▶ _Aim of the task_
Write each line out exactly, leaving none out.

▶ _Dataset records_
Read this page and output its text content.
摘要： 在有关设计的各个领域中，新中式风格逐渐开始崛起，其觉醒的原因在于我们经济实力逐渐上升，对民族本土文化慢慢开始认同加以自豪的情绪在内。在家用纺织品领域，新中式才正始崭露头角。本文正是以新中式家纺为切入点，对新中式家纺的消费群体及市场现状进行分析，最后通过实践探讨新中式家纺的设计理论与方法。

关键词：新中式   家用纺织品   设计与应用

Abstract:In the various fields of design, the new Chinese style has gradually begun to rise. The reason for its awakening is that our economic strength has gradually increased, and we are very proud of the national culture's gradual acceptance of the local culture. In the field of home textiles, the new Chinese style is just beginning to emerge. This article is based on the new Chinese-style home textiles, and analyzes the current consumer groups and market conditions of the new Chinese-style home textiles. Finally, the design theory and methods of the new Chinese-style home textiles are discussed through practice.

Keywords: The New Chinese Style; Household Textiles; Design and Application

▶ _Written solution_
Read this page and output its text content.
摘要： 在有关设计的各个领域中，新中式风格逐渐开始崛起，其觉醒的原因在于我们经济实力逐渐上升，对民族本土文化慢慢开始认同加以自豪的情绪在内。在家用纺织品领域，新中式才正始崭露头角。本文正是以新中式家纺为切入点，对新中式家纺的消费群体及市场现状进行分析，最后通过实践探讨新中式家纺的设计理论与方法。

关键词：新中式   家用纺织品   设计与应用

Abstract:In the various fields of design, the new Chinese style has gradually begun to rise. The reason for its awakening is that our economic strength has gradually increased, and we are very proud of the national culture's gradual acceptance of the local culture. In the field of home textiles, the new Chinese style is just beginning to emerge. This article is based on the new Chinese-style home textiles, and analyzes the current consumer groups and market conditions of the new Chinese-style home textiles. Finally, the design theory and methods of the new Chinese-style home textiles are discussed through practice.

Keywords: The New Chinese Style; Household Textiles; Design and Application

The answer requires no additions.